Retype everything in the listing, leaving each line exactly as it is.

EXERCISE DATA:
^^^^^^^^
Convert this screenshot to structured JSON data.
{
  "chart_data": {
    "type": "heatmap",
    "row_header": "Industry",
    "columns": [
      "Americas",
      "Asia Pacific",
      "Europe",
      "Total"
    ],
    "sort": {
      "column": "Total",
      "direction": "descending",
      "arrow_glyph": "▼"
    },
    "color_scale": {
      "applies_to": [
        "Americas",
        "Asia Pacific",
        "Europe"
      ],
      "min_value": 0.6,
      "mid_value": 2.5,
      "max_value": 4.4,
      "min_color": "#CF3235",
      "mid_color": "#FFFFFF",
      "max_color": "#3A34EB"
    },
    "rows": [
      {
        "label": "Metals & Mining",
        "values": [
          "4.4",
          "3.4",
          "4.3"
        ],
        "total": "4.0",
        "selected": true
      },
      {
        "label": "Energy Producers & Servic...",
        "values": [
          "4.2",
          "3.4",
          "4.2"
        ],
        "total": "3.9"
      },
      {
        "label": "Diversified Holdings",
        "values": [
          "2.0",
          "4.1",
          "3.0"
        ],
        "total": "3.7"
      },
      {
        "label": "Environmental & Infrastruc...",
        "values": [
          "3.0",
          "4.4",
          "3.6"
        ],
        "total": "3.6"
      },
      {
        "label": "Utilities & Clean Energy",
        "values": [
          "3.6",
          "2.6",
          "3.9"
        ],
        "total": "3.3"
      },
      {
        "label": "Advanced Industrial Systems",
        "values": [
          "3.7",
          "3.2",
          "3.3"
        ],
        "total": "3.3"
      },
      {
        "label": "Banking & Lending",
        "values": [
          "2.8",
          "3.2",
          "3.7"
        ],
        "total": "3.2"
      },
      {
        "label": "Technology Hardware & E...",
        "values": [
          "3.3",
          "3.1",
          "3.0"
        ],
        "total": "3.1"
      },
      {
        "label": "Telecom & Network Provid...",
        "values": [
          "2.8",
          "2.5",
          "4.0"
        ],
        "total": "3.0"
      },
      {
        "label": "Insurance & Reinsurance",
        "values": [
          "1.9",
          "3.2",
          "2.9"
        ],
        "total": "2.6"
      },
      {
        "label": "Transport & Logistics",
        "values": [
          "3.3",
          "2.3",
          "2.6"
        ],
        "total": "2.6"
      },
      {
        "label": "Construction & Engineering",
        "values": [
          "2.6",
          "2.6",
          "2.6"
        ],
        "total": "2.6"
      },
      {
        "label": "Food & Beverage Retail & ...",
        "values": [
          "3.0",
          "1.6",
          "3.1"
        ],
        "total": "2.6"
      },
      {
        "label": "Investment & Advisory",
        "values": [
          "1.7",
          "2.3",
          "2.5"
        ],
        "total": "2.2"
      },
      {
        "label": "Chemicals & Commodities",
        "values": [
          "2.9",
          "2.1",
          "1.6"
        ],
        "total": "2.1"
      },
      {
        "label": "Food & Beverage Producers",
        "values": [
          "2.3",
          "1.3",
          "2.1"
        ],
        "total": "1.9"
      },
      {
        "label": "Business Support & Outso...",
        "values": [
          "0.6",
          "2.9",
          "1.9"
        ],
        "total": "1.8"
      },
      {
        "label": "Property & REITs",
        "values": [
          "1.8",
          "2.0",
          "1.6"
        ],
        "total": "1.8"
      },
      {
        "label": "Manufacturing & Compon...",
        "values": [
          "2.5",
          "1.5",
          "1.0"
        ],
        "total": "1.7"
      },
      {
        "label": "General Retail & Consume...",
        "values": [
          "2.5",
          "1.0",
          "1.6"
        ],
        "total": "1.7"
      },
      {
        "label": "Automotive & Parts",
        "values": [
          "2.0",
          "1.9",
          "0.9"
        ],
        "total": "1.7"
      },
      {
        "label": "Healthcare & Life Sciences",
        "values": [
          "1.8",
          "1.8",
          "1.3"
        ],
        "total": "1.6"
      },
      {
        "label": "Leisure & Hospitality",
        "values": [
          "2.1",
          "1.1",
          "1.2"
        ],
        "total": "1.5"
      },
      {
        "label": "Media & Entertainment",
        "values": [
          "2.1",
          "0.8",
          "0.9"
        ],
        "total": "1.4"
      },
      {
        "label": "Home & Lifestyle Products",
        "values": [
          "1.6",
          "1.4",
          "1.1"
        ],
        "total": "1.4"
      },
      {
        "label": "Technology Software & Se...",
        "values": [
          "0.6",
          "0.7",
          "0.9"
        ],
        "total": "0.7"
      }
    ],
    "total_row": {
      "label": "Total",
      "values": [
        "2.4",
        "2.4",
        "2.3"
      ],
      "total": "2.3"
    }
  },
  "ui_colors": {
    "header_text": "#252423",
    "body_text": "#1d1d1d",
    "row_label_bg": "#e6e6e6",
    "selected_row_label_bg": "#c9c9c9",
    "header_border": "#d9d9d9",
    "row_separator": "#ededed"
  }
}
^^^^^^^^
FINISHED EXERCISE:
Convert this screenshot to structured JSON data.
{
  "chart_data": {
    "type": "heatmap",
    "row_header": "Industry",
    "columns": [
      "Americas",
      "Asia Pacific",
      "Europe",
      "Total"
    ],
    "sort": {
      "column": "Total",
      "direction": "descending",
      "arrow_glyph": "▼"
    },
    "color_scale": {
      "applies_to": [
        "Americas",
        "Asia Pacific",
        "Europe"
      ],
      "min_value": 0.6,
      "mid_value": 2.5,
      "max_value": 4.4,
      "min_color": "#CF3235",
      "mid_color": "#FFFFFF",
      "max_color": "#3A34EB"
    },
    "rows": [
      {
        "label": "Metals & Mining",
        "values": [
          "4.4",
          "3.4",
          "4.3"
        ],
        "total": "4.0",
        "selected": true
      },
      {
        "label": "Energy Producers & Servic...",
        "values": [
          "4.2",
          "3.4",
          "4.2"
        ],
        "total": "3.9"
      },
      {
        "label": "Diversified Holdings",
        "values": [
          "2.0",
          "4.1",
          "3.0"
        ],
        "total": "3.7"
      },
      {
        "label": "Environmental & Infrastruc...",
        "values": [
          "3.0",
          "4.4",
          "3.6"
        ],
        "total": "3.6"
      },
      {
        "label": "Utilities & Clean Energy",
        "values": [
          "3.6",
          "2.6",
          "3.9"
        ],
        "total": "3.3"
      },
      {
        "label": "Advanced Industrial Systems",
        "values": [
          "3.7",
          "3.2",
          "3.3"
        ],
        "total": "3.3"
      },
      {
        "label": "Banking & Lending",
        "values": [
          "2.8",
          "3.2",
          "3.7"
        ],
        "total": "3.2"
      },
      {
        "label": "Technology Hardware & E...",
        "values": [
          "3.3",
          "3.1",
          "3.0"
        ],
        "total": "3.1"
      },
      {
        "label": "Telecom & Network Provid...",
        "values": [
          "2.8",
          "2.5",
          "4.0"
        ],
        "total": "3.0"
      },
      {
        "label": "Insurance & Reinsurance",
        "values": [
          "1.9",
          "3.2",
          "2.9"
        ],
        "total": "2.6"
      },
      {
        "label": "Transport & Logistics",
        "values": [
          "3.3",
          "2.3",
          "2.6"
        ],
        "total": "2.6"
      },
      {
        "label": "Construction & Engineering",
        "values": [
          "2.6",
          "2.6",
          "2.6"
        ],
        "total": "2.6"
      },
      {
        "label": "Food & Beverage Retail & ...",
        "values": [
          "3.0",
          "1.6",
          "3.1"
        ],
        "total": "2.6"
      },
      {
        "label": "Investment & Advisory",
        "values": [
          "1.7",
          "2.3",
          "2.5"
        ],
        "total": "2.2"
      },
      {
        "label": "Chemicals & Commodities",
        "values": [
          "2.9",
          "2.1",
          "1.6"
        ],
        "total": "2.1"
      },
      {
        "label": "Food & Beverage Producers",
        "values": [
          "2.3",
          "1.3",
          "2.1"
        ],
        "total": "1.9"
      },
      {
        "label": "Business Support & Outso...",
        "values": [
          "0.6",
          "2.9",
          "1.9"
        ],
        "total": "1.8"
      },
      {
        "label": "Property & REITs",
        "values": [
          "1.8",
          "2.0",
          "1.6"
        ],
        "total": "1.8"
      },
      {
        "label": "Manufacturing & Compon...",
        "values": [
          "2.5",
          "1.5",
          "1.0"
        ],
        "total": "1.7"
      },
      {
        "label": "General Retail & Consume...",
        "values": [
          "2.5",
          "1.0",
          "1.6"
        ],
        "total": "1.7"
      },
      {
        "label": "Automotive & Parts",
        "values": [
          "2.0",
          "1.9",
          "0.9"
        ],
        "total": "1.7"
      },
      {
        "label": "Healthcare & Life Sciences",
        "values": [
          "1.8",
          "1.8",
          "1.3"
        ],
        "total": "1.6"
      },
      {
        "label": "Leisure & Hospitality",
        "values": [
          "2.1",
          "1.1",
          "1.2"
        ],
        "total": "1.5"
      },
      {
        "label": "Media & Entertainment",
        "values": [
          "2.1",
          "0.8",
          "0.9"
        ],
        "total": "1.4"
      },
      {
        "label": "Home & Lifestyle Products",
        "values": [
          "1.6",
          "1.4",
          "1.1"
        ],
        "total": "1.4"
      },
      {
        "label": "Technology Software & Se...",
        "values": [
          "0.6",
          "0.7",
          "0.9"
        ],
        "total": "0.7"
      }
    ],
    "total_row": {
      "label": "Total",
      "values": [
        "2.4",
        "2.4",
        "2.3"
      ],
      "total": "2.3"
    }
  },
  "ui_colors": {
    "header_text": "#252423",
    "body_text": "#1d1d1d",
    "row_label_bg": "#e6e6e6",
    "selected_row_label_bg": "#c9c9c9",
    "header_border": "#d9d9d9",
    "row_separator": "#ededed"
  }
}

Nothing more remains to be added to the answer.